Raw data:
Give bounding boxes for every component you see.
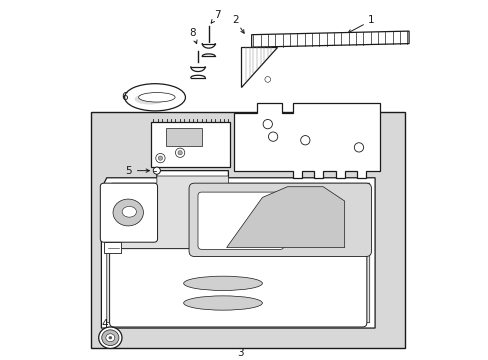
- Text: 3: 3: [237, 348, 244, 358]
- Bar: [151, 122, 230, 167]
- Text: 2: 2: [232, 15, 238, 25]
- FancyBboxPatch shape: [100, 183, 157, 242]
- Text: 7: 7: [214, 10, 221, 20]
- Ellipse shape: [113, 199, 143, 226]
- Polygon shape: [226, 187, 344, 248]
- Text: 5: 5: [124, 166, 131, 176]
- Ellipse shape: [124, 84, 185, 111]
- Text: 4: 4: [102, 319, 108, 329]
- Ellipse shape: [183, 276, 262, 291]
- Ellipse shape: [138, 93, 175, 102]
- Polygon shape: [165, 128, 201, 145]
- Ellipse shape: [108, 336, 112, 339]
- FancyBboxPatch shape: [189, 183, 371, 256]
- Ellipse shape: [183, 296, 262, 310]
- Polygon shape: [241, 47, 276, 86]
- Polygon shape: [190, 67, 205, 72]
- Text: 1: 1: [367, 15, 374, 25]
- Circle shape: [264, 77, 270, 82]
- Polygon shape: [190, 75, 205, 78]
- Polygon shape: [202, 54, 215, 56]
- Circle shape: [300, 136, 309, 145]
- Circle shape: [268, 132, 277, 141]
- Ellipse shape: [122, 206, 136, 217]
- Circle shape: [178, 150, 182, 155]
- Polygon shape: [104, 242, 121, 253]
- Circle shape: [156, 153, 165, 163]
- FancyBboxPatch shape: [198, 192, 283, 249]
- Text: 6: 6: [121, 92, 128, 102]
- Circle shape: [175, 148, 184, 157]
- Polygon shape: [251, 31, 408, 47]
- Polygon shape: [106, 176, 369, 323]
- Circle shape: [354, 143, 363, 152]
- FancyBboxPatch shape: [109, 249, 366, 327]
- Ellipse shape: [134, 94, 164, 104]
- Circle shape: [153, 167, 160, 174]
- Ellipse shape: [102, 330, 119, 346]
- Circle shape: [263, 120, 272, 129]
- Ellipse shape: [99, 327, 122, 348]
- Circle shape: [158, 156, 162, 160]
- Bar: [90, 112, 405, 348]
- Polygon shape: [101, 171, 374, 328]
- Polygon shape: [202, 44, 215, 48]
- Polygon shape: [233, 103, 380, 178]
- Text: 8: 8: [189, 28, 196, 38]
- Ellipse shape: [105, 334, 115, 342]
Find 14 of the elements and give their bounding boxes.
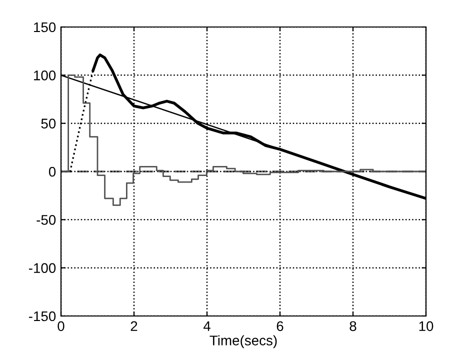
x-tick-label: 10 xyxy=(419,321,434,332)
y-tick-label: -100 xyxy=(28,263,56,274)
x-tick-label: 0 xyxy=(58,321,64,332)
y-tick-label: 150 xyxy=(34,22,56,32)
y-tick-label: 100 xyxy=(34,70,56,80)
x-tick-label: 2 xyxy=(130,321,138,331)
x-axis-title: Time(secs) xyxy=(210,335,277,348)
y-tick-label: -50 xyxy=(36,215,56,225)
y-tick-label: -150 xyxy=(28,311,56,322)
y-tick-label: 50 xyxy=(41,118,56,129)
y-tick-label: 0 xyxy=(48,166,56,177)
x-tick-label: 8 xyxy=(350,321,356,332)
x-tick-label: 4 xyxy=(203,321,210,331)
x-tick-label: 6 xyxy=(276,321,284,332)
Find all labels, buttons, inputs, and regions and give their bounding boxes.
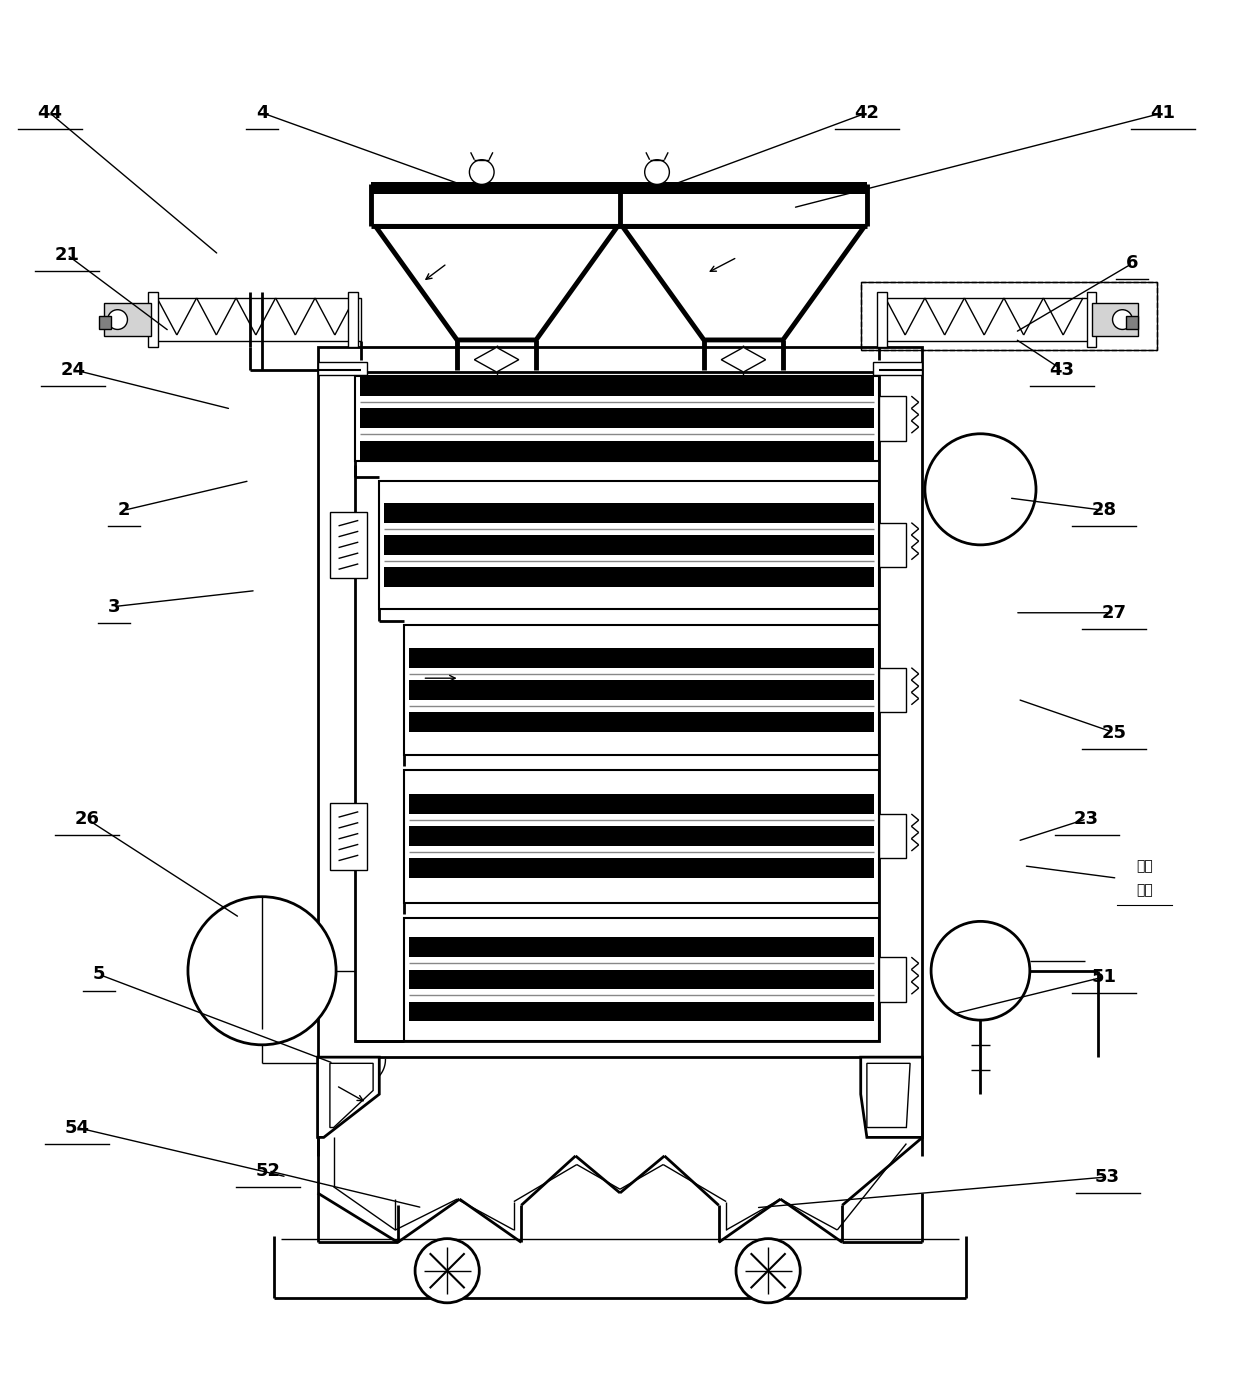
Bar — [879, 396, 906, 441]
Bar — [409, 858, 874, 879]
Text: 气体: 气体 — [1136, 883, 1153, 898]
Text: 5: 5 — [93, 966, 105, 984]
Text: 41: 41 — [1151, 104, 1176, 122]
Text: 2: 2 — [118, 502, 130, 520]
Text: 51: 51 — [1091, 967, 1116, 985]
Bar — [151, 298, 361, 341]
Bar — [873, 362, 923, 374]
Bar — [348, 292, 358, 348]
Bar — [409, 1002, 874, 1021]
Polygon shape — [861, 1058, 923, 1138]
Text: 21: 21 — [55, 245, 79, 263]
Circle shape — [188, 897, 336, 1045]
Bar — [149, 292, 159, 348]
Bar — [879, 298, 1089, 341]
Circle shape — [470, 159, 494, 184]
Text: 6: 6 — [1126, 255, 1138, 273]
Text: 52: 52 — [255, 1161, 280, 1179]
Circle shape — [415, 1239, 480, 1303]
Text: 26: 26 — [74, 809, 99, 827]
Text: 25: 25 — [1101, 723, 1126, 742]
Bar — [404, 769, 879, 902]
Text: 4: 4 — [255, 104, 268, 122]
Polygon shape — [867, 1063, 910, 1128]
Bar — [409, 794, 874, 814]
Bar — [409, 826, 874, 845]
Bar — [384, 503, 874, 523]
Bar — [384, 567, 874, 586]
Bar — [409, 647, 874, 668]
Bar — [379, 481, 879, 608]
Bar — [879, 958, 906, 1002]
Text: 53: 53 — [1095, 1168, 1120, 1186]
Text: 3: 3 — [108, 597, 120, 615]
Bar — [355, 371, 879, 1041]
Bar — [360, 377, 874, 396]
Circle shape — [931, 922, 1030, 1020]
Text: 43: 43 — [1049, 360, 1074, 378]
Bar — [1091, 304, 1138, 337]
Text: 44: 44 — [37, 104, 62, 122]
Bar — [1126, 316, 1138, 328]
Bar — [879, 523, 906, 567]
Text: 24: 24 — [61, 360, 86, 378]
Polygon shape — [330, 1063, 373, 1128]
Bar — [404, 918, 879, 1041]
Bar — [1086, 292, 1096, 348]
Polygon shape — [475, 348, 518, 371]
Text: 28: 28 — [1091, 502, 1116, 520]
Bar — [409, 712, 874, 732]
Circle shape — [925, 434, 1035, 545]
Polygon shape — [622, 226, 864, 340]
Bar — [877, 292, 887, 348]
Circle shape — [1112, 309, 1132, 330]
Polygon shape — [317, 1058, 379, 1138]
Polygon shape — [376, 226, 618, 340]
Bar — [409, 970, 874, 990]
Bar — [99, 316, 112, 328]
Text: 54: 54 — [64, 1119, 89, 1137]
Bar — [371, 182, 867, 194]
Circle shape — [737, 1239, 800, 1303]
Bar — [861, 281, 1157, 349]
Bar — [360, 441, 874, 460]
Bar — [317, 348, 923, 1058]
Bar — [879, 668, 906, 712]
Polygon shape — [722, 348, 765, 371]
Text: 加热: 加热 — [1136, 859, 1153, 873]
Text: 27: 27 — [1101, 604, 1126, 622]
Bar — [104, 304, 151, 337]
Bar — [355, 376, 879, 462]
Bar — [409, 937, 874, 958]
Bar — [409, 681, 874, 700]
Circle shape — [645, 159, 670, 184]
Bar — [360, 409, 874, 428]
Text: 42: 42 — [854, 104, 879, 122]
Text: 23: 23 — [1074, 809, 1099, 827]
Bar — [330, 511, 367, 578]
Bar — [861, 281, 1157, 349]
Bar — [404, 625, 879, 755]
Bar — [384, 535, 874, 554]
Bar — [330, 802, 367, 869]
Circle shape — [108, 309, 128, 330]
Bar — [879, 814, 906, 858]
Bar — [317, 362, 367, 374]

Given exercise: Rewrite all the records above with every "Polygon shape" switched to "Polygon", changing nothing else, and leave the pictures out.

Solution:
Give bounding boxes for every component you see.
- Text: 3: 3: [237, 348, 244, 358]
- Bar: [151, 122, 230, 167]
- Text: 2: 2: [232, 15, 238, 25]
- FancyBboxPatch shape: [100, 183, 157, 242]
- Text: 7: 7: [214, 10, 221, 20]
- Ellipse shape: [113, 199, 143, 226]
- Polygon: [226, 187, 344, 248]
- Text: 5: 5: [124, 166, 131, 176]
- Ellipse shape: [124, 84, 185, 111]
- Text: 4: 4: [102, 319, 108, 329]
- Ellipse shape: [183, 276, 262, 291]
- Ellipse shape: [138, 93, 175, 102]
- Polygon: [165, 128, 201, 145]
- Ellipse shape: [108, 336, 112, 339]
- FancyBboxPatch shape: [189, 183, 371, 256]
- Ellipse shape: [183, 296, 262, 310]
- Polygon: [241, 47, 276, 86]
- Polygon: [190, 67, 205, 72]
- Text: 1: 1: [367, 15, 374, 25]
- Circle shape: [264, 77, 270, 82]
- Polygon: [190, 75, 205, 78]
- Polygon: [202, 54, 215, 56]
- Circle shape: [300, 136, 309, 145]
- Circle shape: [268, 132, 277, 141]
- Ellipse shape: [122, 206, 136, 217]
- Circle shape: [178, 150, 182, 155]
- Polygon: [104, 242, 121, 253]
- Circle shape: [156, 153, 165, 163]
- FancyBboxPatch shape: [198, 192, 283, 249]
- Text: 6: 6: [121, 92, 128, 102]
- Circle shape: [175, 148, 184, 157]
- Polygon: [251, 31, 408, 47]
- Polygon: [106, 176, 369, 323]
- Circle shape: [354, 143, 363, 152]
- FancyBboxPatch shape: [109, 249, 366, 327]
- Ellipse shape: [134, 94, 164, 104]
- Circle shape: [153, 167, 160, 174]
- Ellipse shape: [102, 330, 119, 346]
- Circle shape: [263, 120, 272, 129]
- Ellipse shape: [99, 327, 122, 348]
- Circle shape: [158, 156, 162, 160]
- Bar: [90, 112, 405, 348]
- Polygon: [101, 171, 374, 328]
- Polygon: [202, 44, 215, 48]
- Polygon: [233, 103, 380, 178]
- Text: 8: 8: [189, 28, 196, 38]
- Ellipse shape: [105, 334, 115, 342]
Find 14 of the elements and give their bounding boxes.
x-tick-label: 10 xyxy=(419,321,434,332)
y-tick-label: -100 xyxy=(28,263,56,274)
x-tick-label: 0 xyxy=(58,321,64,332)
y-tick-label: 150 xyxy=(34,22,56,32)
y-tick-label: 100 xyxy=(34,70,56,80)
x-tick-label: 2 xyxy=(130,321,138,331)
x-axis-title: Time(secs) xyxy=(210,335,277,348)
y-tick-label: -50 xyxy=(36,215,56,225)
y-tick-label: -150 xyxy=(28,311,56,322)
y-tick-label: 50 xyxy=(41,118,56,129)
y-tick-label: 0 xyxy=(48,166,56,177)
x-tick-label: 8 xyxy=(350,321,356,332)
x-tick-label: 4 xyxy=(203,321,210,331)
x-tick-label: 6 xyxy=(276,321,284,332)
Find all labels, buttons, inputs, and regions and give their bounding boxes.
Bar — [879, 396, 906, 441]
Bar — [409, 858, 874, 879]
Text: 气体: 气体 — [1136, 883, 1153, 898]
Text: 5: 5 — [93, 966, 105, 984]
Text: 41: 41 — [1151, 104, 1176, 122]
Text: 2: 2 — [118, 502, 130, 520]
Text: 51: 51 — [1091, 967, 1116, 985]
Bar — [151, 298, 361, 341]
Bar — [873, 362, 923, 374]
Bar — [348, 292, 358, 348]
Bar — [409, 1002, 874, 1021]
Polygon — [861, 1058, 923, 1138]
Text: 21: 21 — [55, 245, 79, 263]
Circle shape — [188, 897, 336, 1045]
Bar — [149, 292, 159, 348]
Bar — [879, 298, 1089, 341]
Circle shape — [470, 159, 494, 184]
Text: 6: 6 — [1126, 255, 1138, 273]
Text: 52: 52 — [255, 1161, 280, 1179]
Circle shape — [415, 1239, 480, 1303]
Text: 26: 26 — [74, 809, 99, 827]
Text: 25: 25 — [1101, 723, 1126, 742]
Bar — [404, 769, 879, 902]
Text: 4: 4 — [255, 104, 268, 122]
Polygon — [867, 1063, 910, 1128]
Bar — [409, 794, 874, 814]
Bar — [409, 826, 874, 845]
Bar — [384, 503, 874, 523]
Bar — [384, 567, 874, 586]
Bar — [409, 647, 874, 668]
Bar — [379, 481, 879, 608]
Bar — [879, 958, 906, 1002]
Text: 53: 53 — [1095, 1168, 1120, 1186]
Text: 3: 3 — [108, 597, 120, 615]
Bar — [355, 371, 879, 1041]
Bar — [360, 377, 874, 396]
Circle shape — [931, 922, 1030, 1020]
Text: 43: 43 — [1049, 360, 1074, 378]
Bar — [1091, 304, 1138, 337]
Text: 44: 44 — [37, 104, 62, 122]
Bar — [1126, 316, 1138, 328]
Bar — [879, 523, 906, 567]
Text: 24: 24 — [61, 360, 86, 378]
Polygon — [330, 1063, 373, 1128]
Bar — [404, 918, 879, 1041]
Bar — [1086, 292, 1096, 348]
Polygon — [475, 348, 518, 371]
Text: 28: 28 — [1091, 502, 1116, 520]
Bar — [409, 712, 874, 732]
Circle shape — [925, 434, 1035, 545]
Polygon — [622, 226, 864, 340]
Bar — [877, 292, 887, 348]
Circle shape — [1112, 309, 1132, 330]
Polygon — [317, 1058, 379, 1138]
Polygon — [376, 226, 618, 340]
Bar — [409, 970, 874, 990]
Bar — [99, 316, 112, 328]
Text: 54: 54 — [64, 1119, 89, 1137]
Bar — [371, 182, 867, 194]
Circle shape — [737, 1239, 800, 1303]
Bar — [861, 281, 1157, 349]
Bar — [360, 441, 874, 460]
Bar — [317, 348, 923, 1058]
Bar — [879, 668, 906, 712]
Polygon — [722, 348, 765, 371]
Text: 加热: 加热 — [1136, 859, 1153, 873]
Text: 27: 27 — [1101, 604, 1126, 622]
Bar — [104, 304, 151, 337]
Bar — [355, 376, 879, 462]
Bar — [409, 937, 874, 958]
Bar — [409, 681, 874, 700]
Circle shape — [645, 159, 670, 184]
Bar — [360, 409, 874, 428]
Text: 42: 42 — [854, 104, 879, 122]
Text: 23: 23 — [1074, 809, 1099, 827]
Bar — [330, 511, 367, 578]
Bar — [861, 281, 1157, 349]
Bar — [404, 625, 879, 755]
Bar — [384, 535, 874, 554]
Bar — [330, 802, 367, 869]
Circle shape — [108, 309, 128, 330]
Bar — [879, 814, 906, 858]
Bar — [317, 362, 367, 374]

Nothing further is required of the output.